> [SET EXERCISE]: Please transcribe the data below exactly. Leave the pictures out.

> [DATA FOR PROCESSING]:
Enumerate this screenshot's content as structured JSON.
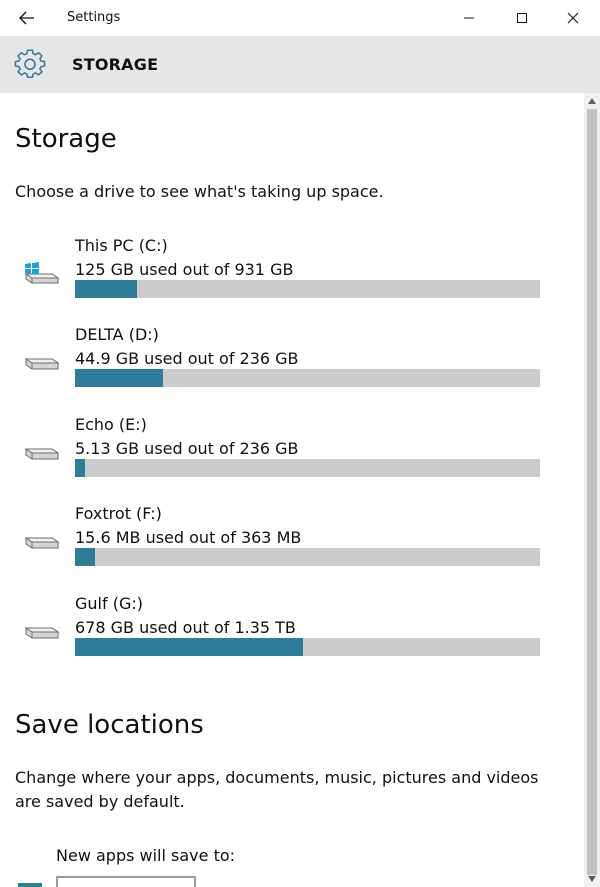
{
  "window": {
    "title": "Settings"
  },
  "header": {
    "title": "STORAGE",
    "icon": "gear-icon"
  },
  "storage": {
    "heading": "Storage",
    "description": "Choose a drive to see what's taking up space.",
    "drives": [
      {
        "name": "This PC (C:)",
        "usage": "125 GB used out of 931 GB",
        "used_fraction": 0.134,
        "icon": "windows-drive-icon"
      },
      {
        "name": "DELTA (D:)",
        "usage": "44.9 GB used out of 236 GB",
        "used_fraction": 0.19,
        "icon": "drive-icon"
      },
      {
        "name": "Echo (E:)",
        "usage": "5.13 GB used out of 236 GB",
        "used_fraction": 0.022,
        "icon": "drive-icon"
      },
      {
        "name": "Foxtrot (F:)",
        "usage": "15.6 MB used out of 363 MB",
        "used_fraction": 0.043,
        "icon": "drive-icon"
      },
      {
        "name": "Gulf (G:)",
        "usage": "678 GB used out of 1.35 TB",
        "used_fraction": 0.49,
        "icon": "drive-icon"
      }
    ]
  },
  "save_locations": {
    "heading": "Save locations",
    "description": "Change where your apps, documents, music, pictures and videos are saved by default.",
    "apps_label": "New apps will save to:"
  },
  "colors": {
    "accent": "#2d7d9a",
    "bar_background": "#cccccc",
    "header_background": "#e6e6e6"
  }
}
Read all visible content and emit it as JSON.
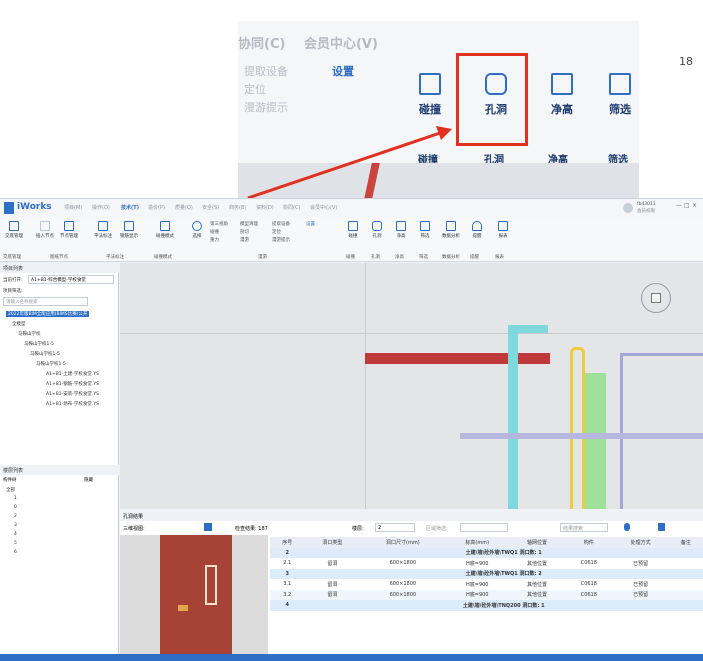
{
  "page_number": "18",
  "zoom": {
    "menu": [
      "协同(C)",
      "会员中心(V)"
    ],
    "small_items": [
      "提取设备",
      "设置",
      "定位",
      "漫游提示"
    ],
    "big_buttons": [
      "碰撞",
      "孔洞",
      "净高",
      "筛选"
    ],
    "groups": [
      "碰撞",
      "孔洞",
      "净高",
      "筛选"
    ]
  },
  "app": {
    "brand": "iWorks",
    "menu": [
      "项目(M)",
      "操作(O)",
      "技术(T)",
      "造价(P)",
      "质量(Q)",
      "安全(S)",
      "商务(B)",
      "资料(D)",
      "协同(C)",
      "会员中心(V)"
    ],
    "user": "fb43011",
    "user_sub": "会员权限",
    "window_controls": [
      "—",
      "□",
      "×"
    ],
    "ribbon": {
      "buttons": [
        "交底管理",
        "插入节点",
        "节点管理",
        "平法标注",
        "钢筋显示",
        "碰撞模式",
        "选择",
        "碰撞",
        "孔洞",
        "净高",
        "筛选",
        "数据分析",
        "提醒",
        "报表"
      ],
      "small": [
        "第三视角",
        "碰撞",
        "重力",
        "模型清理",
        "剖切",
        "漫游",
        "提取设备",
        "定位",
        "漫游提示",
        "设置"
      ],
      "groups": [
        "交底管理",
        "图纸节点",
        "平法标注",
        "碰撞模式",
        "漫游",
        "碰撞",
        "孔洞",
        "净高",
        "筛选",
        "数据分析",
        "提醒",
        "报表"
      ]
    },
    "left": {
      "title": "项目列表",
      "current_label": "当前打开:",
      "current_value": "A1+B1-综合模型-学校食堂",
      "filter_label": "项目筛选:",
      "search_placeholder": "请输入名称搜索",
      "tree": [
        "2022年版BIM全能应用(BIMS比赛)公开",
        "全模型",
        "马鞍山学校",
        "马鞍山学校1-5",
        "马鞍山学校1-5",
        "马鞍山学校1-5",
        "A1+B1-土建-学校食堂.YS",
        "A1+B1-钢筋-学校食堂.YS",
        "A1+B1-安装-学校食堂.YS",
        "A1+B1-场布-学校食堂.YS"
      ],
      "layer_title": "楼层列表",
      "layer_label": "构件树",
      "layer_hide": "隐藏",
      "layers": [
        "全部",
        "1",
        "0",
        "2",
        "3",
        "4",
        "5",
        "6"
      ]
    },
    "bottom": {
      "title": "孔洞结果",
      "view_label": "三维视图:",
      "count": "检查结果: 187",
      "floor_label": "楼层:",
      "floor_value": "2",
      "area_label": "区域筛选:",
      "search_placeholder": "结果搜索",
      "headers": [
        "序号",
        "洞口类型",
        "洞口尺寸(mm)",
        "标高(mm)",
        "轴网位置",
        "构件",
        "处理方式",
        "备注"
      ],
      "rows": [
        {
          "group": true,
          "num": "2",
          "text": "土建\\墙\\砼外墙\\TWQ1  洞口数: 1"
        },
        {
          "group": false,
          "cells": [
            "2.1",
            "留洞",
            "600×1800",
            "H底=900",
            "其他位置",
            "C0618",
            "已预留",
            ""
          ]
        },
        {
          "group": true,
          "num": "3",
          "text": "土建\\墙\\砼外墙\\TWQ1  洞口数: 2"
        },
        {
          "group": false,
          "cells": [
            "3.1",
            "留洞",
            "600×1800",
            "H底=900",
            "其他位置",
            "C0618",
            "已预留",
            ""
          ]
        },
        {
          "group": false,
          "cells": [
            "3.2",
            "留洞",
            "600×1800",
            "H底=900",
            "其他位置",
            "C0618",
            "已预留",
            ""
          ]
        },
        {
          "group": true,
          "num": "4",
          "text": "土建\\墙\\砼外墙\\TNQ200  洞口数: 1"
        }
      ]
    }
  }
}
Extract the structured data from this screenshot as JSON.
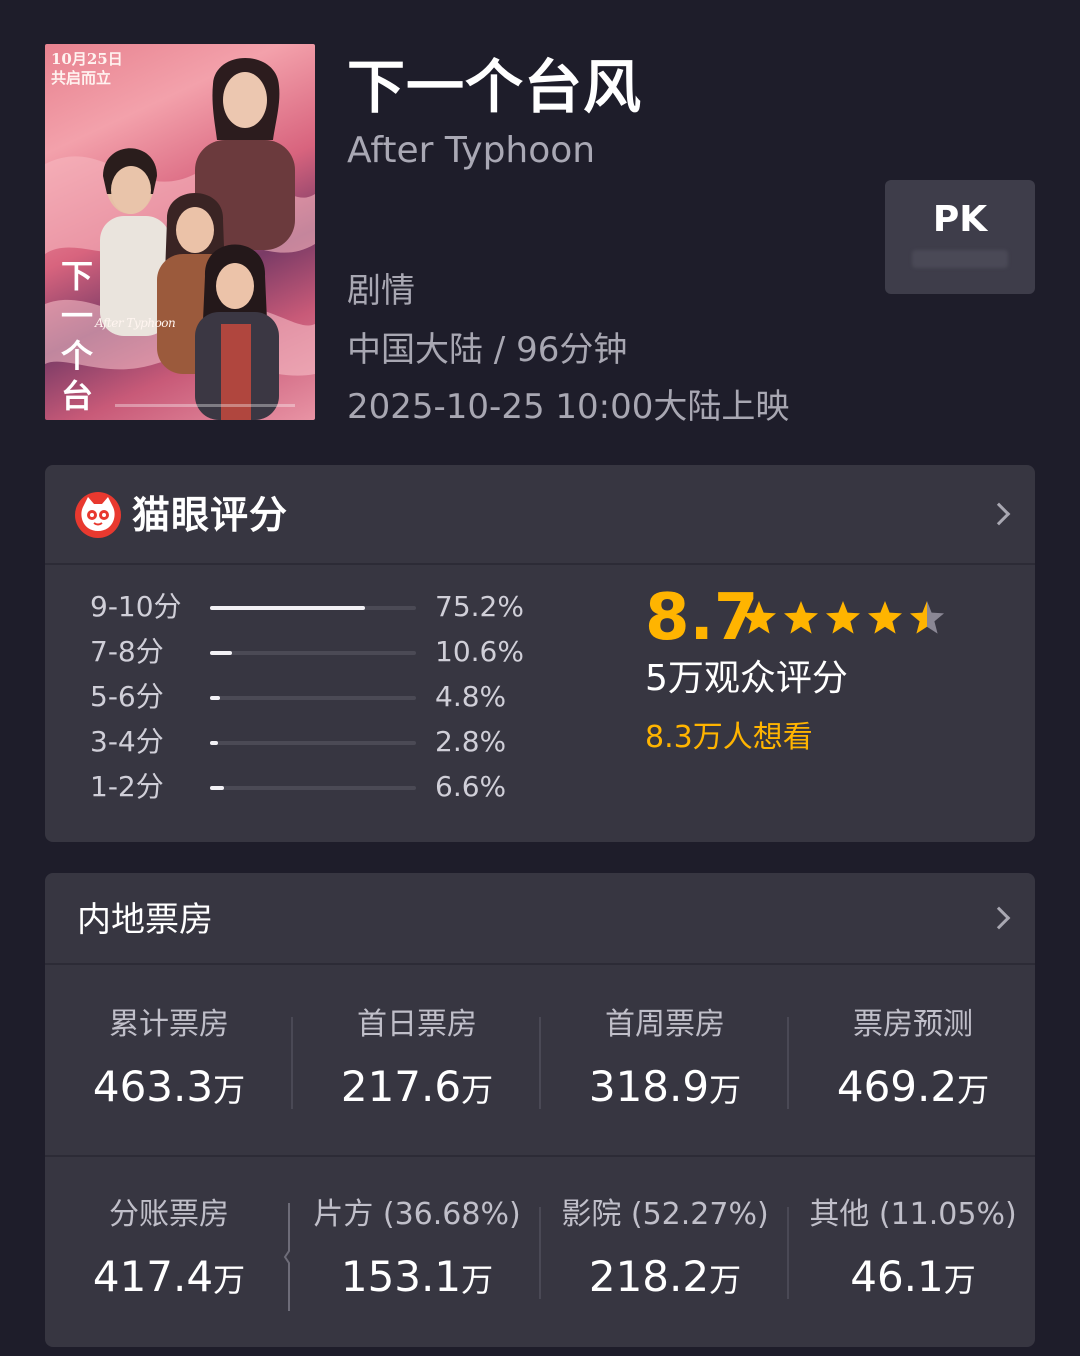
{
  "movie": {
    "title": "下一个台风",
    "title_en": "After Typhoon",
    "genre": "剧情",
    "country_duration": "中国大陆 / 96分钟",
    "release": "2025-10-25 10:00大陆上映",
    "pk_label": "PK",
    "poster": {
      "date_line1": "10月25日",
      "date_line2": "共启而立",
      "title_cn": "下一个台风",
      "title_en": "After Typhoon"
    }
  },
  "rating": {
    "brand_title": "猫眼评分",
    "score": "8.7",
    "stars": 4.5,
    "audience_count": "5万观众评分",
    "want_to_see": "8.3万人想看",
    "distribution": [
      {
        "label": "9-10分",
        "pct": "75.2%",
        "value": 75.2
      },
      {
        "label": "7-8分",
        "pct": "10.6%",
        "value": 10.6
      },
      {
        "label": "5-6分",
        "pct": "4.8%",
        "value": 4.8
      },
      {
        "label": "3-4分",
        "pct": "2.8%",
        "value": 2.8
      },
      {
        "label": "1-2分",
        "pct": "6.6%",
        "value": 6.6
      }
    ],
    "accent_color": "#ffb400"
  },
  "box_office": {
    "title": "内地票房",
    "row1": [
      {
        "label": "累计票房",
        "value": "463.3",
        "unit": "万"
      },
      {
        "label": "首日票房",
        "value": "217.6",
        "unit": "万"
      },
      {
        "label": "首周票房",
        "value": "318.9",
        "unit": "万"
      },
      {
        "label": "票房预测",
        "value": "469.2",
        "unit": "万"
      }
    ],
    "row2": [
      {
        "label": "分账票房",
        "value": "417.4",
        "unit": "万"
      },
      {
        "label": "片方 (36.68%)",
        "value": "153.1",
        "unit": "万"
      },
      {
        "label": "影院 (52.27%)",
        "value": "218.2",
        "unit": "万"
      },
      {
        "label": "其他 (11.05%)",
        "value": "46.1",
        "unit": "万"
      }
    ]
  }
}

> [FINISHED EXERCISE]:
Enumerate this screenshot's content as structured JSON.
{
  "window": {
    "title": "Settings"
  },
  "header": {
    "title": "STORAGE",
    "icon": "gear-icon"
  },
  "storage": {
    "heading": "Storage",
    "description": "Choose a drive to see what's taking up space.",
    "drives": [
      {
        "name": "This PC (C:)",
        "usage": "125 GB used out of 931 GB",
        "used_fraction": 0.134,
        "icon": "windows-drive-icon"
      },
      {
        "name": "DELTA (D:)",
        "usage": "44.9 GB used out of 236 GB",
        "used_fraction": 0.19,
        "icon": "drive-icon"
      },
      {
        "name": "Echo (E:)",
        "usage": "5.13 GB used out of 236 GB",
        "used_fraction": 0.022,
        "icon": "drive-icon"
      },
      {
        "name": "Foxtrot (F:)",
        "usage": "15.6 MB used out of 363 MB",
        "used_fraction": 0.043,
        "icon": "drive-icon"
      },
      {
        "name": "Gulf (G:)",
        "usage": "678 GB used out of 1.35 TB",
        "used_fraction": 0.49,
        "icon": "drive-icon"
      }
    ]
  },
  "save_locations": {
    "heading": "Save locations",
    "description": "Change where your apps, documents, music, pictures and videos are saved by default.",
    "apps_label": "New apps will save to:"
  },
  "colors": {
    "accent": "#2d7d9a",
    "bar_background": "#cccccc",
    "header_background": "#e6e6e6"
  }
}
Read all visible content and emit it as JSON.
{
  "page_number": "18",
  "zoom": {
    "menu": [
      "协同(C)",
      "会员中心(V)"
    ],
    "small_items": [
      "提取设备",
      "设置",
      "定位",
      "漫游提示"
    ],
    "big_buttons": [
      "碰撞",
      "孔洞",
      "净高",
      "筛选"
    ],
    "groups": [
      "碰撞",
      "孔洞",
      "净高",
      "筛选"
    ]
  },
  "app": {
    "brand": "iWorks",
    "menu": [
      "项目(M)",
      "操作(O)",
      "技术(T)",
      "造价(P)",
      "质量(Q)",
      "安全(S)",
      "商务(B)",
      "资料(D)",
      "协同(C)",
      "会员中心(V)"
    ],
    "user": "fb43011",
    "user_sub": "会员权限",
    "window_controls": [
      "—",
      "□",
      "×"
    ],
    "ribbon": {
      "buttons": [
        "交底管理",
        "插入节点",
        "节点管理",
        "平法标注",
        "钢筋显示",
        "碰撞模式",
        "选择",
        "碰撞",
        "孔洞",
        "净高",
        "筛选",
        "数据分析",
        "提醒",
        "报表"
      ],
      "small": [
        "第三视角",
        "碰撞",
        "重力",
        "模型清理",
        "剖切",
        "漫游",
        "提取设备",
        "定位",
        "漫游提示",
        "设置"
      ],
      "groups": [
        "交底管理",
        "图纸节点",
        "平法标注",
        "碰撞模式",
        "漫游",
        "碰撞",
        "孔洞",
        "净高",
        "筛选",
        "数据分析",
        "提醒",
        "报表"
      ]
    },
    "left": {
      "title": "项目列表",
      "current_label": "当前打开:",
      "current_value": "A1+B1-综合模型-学校食堂",
      "filter_label": "项目筛选:",
      "search_placeholder": "请输入名称搜索",
      "tree": [
        "2022年版BIM全能应用(BIMS比赛)公开",
        "全模型",
        "马鞍山学校",
        "马鞍山学校1-5",
        "马鞍山学校1-5",
        "马鞍山学校1-5",
        "A1+B1-土建-学校食堂.YS",
        "A1+B1-钢筋-学校食堂.YS",
        "A1+B1-安装-学校食堂.YS",
        "A1+B1-场布-学校食堂.YS"
      ],
      "layer_title": "楼层列表",
      "layer_label": "构件树",
      "layer_hide": "隐藏",
      "layers": [
        "全部",
        "1",
        "0",
        "2",
        "3",
        "4",
        "5",
        "6"
      ]
    },
    "bottom": {
      "title": "孔洞结果",
      "view_label": "三维视图:",
      "count": "检查结果: 187",
      "floor_label": "楼层:",
      "floor_value": "2",
      "area_label": "区域筛选:",
      "search_placeholder": "结果搜索",
      "headers": [
        "序号",
        "洞口类型",
        "洞口尺寸(mm)",
        "标高(mm)",
        "轴网位置",
        "构件",
        "处理方式",
        "备注"
      ],
      "rows": [
        {
          "group": true,
          "num": "2",
          "text": "土建\\墙\\砼外墙\\TWQ1  洞口数: 1"
        },
        {
          "group": false,
          "cells": [
            "2.1",
            "留洞",
            "600×1800",
            "H底=900",
            "其他位置",
            "C0618",
            "已预留",
            ""
          ]
        },
        {
          "group": true,
          "num": "3",
          "text": "土建\\墙\\砼外墙\\TWQ1  洞口数: 2"
        },
        {
          "group": false,
          "cells": [
            "3.1",
            "留洞",
            "600×1800",
            "H底=900",
            "其他位置",
            "C0618",
            "已预留",
            ""
          ]
        },
        {
          "group": false,
          "cells": [
            "3.2",
            "留洞",
            "600×1800",
            "H底=900",
            "其他位置",
            "C0618",
            "已预留",
            ""
          ]
        },
        {
          "group": true,
          "num": "4",
          "text": "土建\\墙\\砼外墙\\TNQ200  洞口数: 1"
        }
      ]
    }
  }
}
Extract the structured data from this screenshot as JSON.
{
  "movie": {
    "title": "下一个台风",
    "title_en": "After Typhoon",
    "genre": "剧情",
    "country_duration": "中国大陆 / 96分钟",
    "release": "2025-10-25 10:00大陆上映",
    "pk_label": "PK",
    "poster": {
      "date_line1": "10月25日",
      "date_line2": "共启而立",
      "title_cn": "下一个台风",
      "title_en": "After Typhoon"
    }
  },
  "rating": {
    "brand_title": "猫眼评分",
    "score": "8.7",
    "stars": 4.5,
    "audience_count": "5万观众评分",
    "want_to_see": "8.3万人想看",
    "distribution": [
      {
        "label": "9-10分",
        "pct": "75.2%",
        "value": 75.2
      },
      {
        "label": "7-8分",
        "pct": "10.6%",
        "value": 10.6
      },
      {
        "label": "5-6分",
        "pct": "4.8%",
        "value": 4.8
      },
      {
        "label": "3-4分",
        "pct": "2.8%",
        "value": 2.8
      },
      {
        "label": "1-2分",
        "pct": "6.6%",
        "value": 6.6
      }
    ],
    "accent_color": "#ffb400"
  },
  "box_office": {
    "title": "内地票房",
    "row1": [
      {
        "label": "累计票房",
        "value": "463.3",
        "unit": "万"
      },
      {
        "label": "首日票房",
        "value": "217.6",
        "unit": "万"
      },
      {
        "label": "首周票房",
        "value": "318.9",
        "unit": "万"
      },
      {
        "label": "票房预测",
        "value": "469.2",
        "unit": "万"
      }
    ],
    "row2": [
      {
        "label": "分账票房",
        "value": "417.4",
        "unit": "万"
      },
      {
        "label": "片方 (36.68%)",
        "value": "153.1",
        "unit": "万"
      },
      {
        "label": "影院 (52.27%)",
        "value": "218.2",
        "unit": "万"
      },
      {
        "label": "其他 (11.05%)",
        "value": "46.1",
        "unit": "万"
      }
    ]
  }
}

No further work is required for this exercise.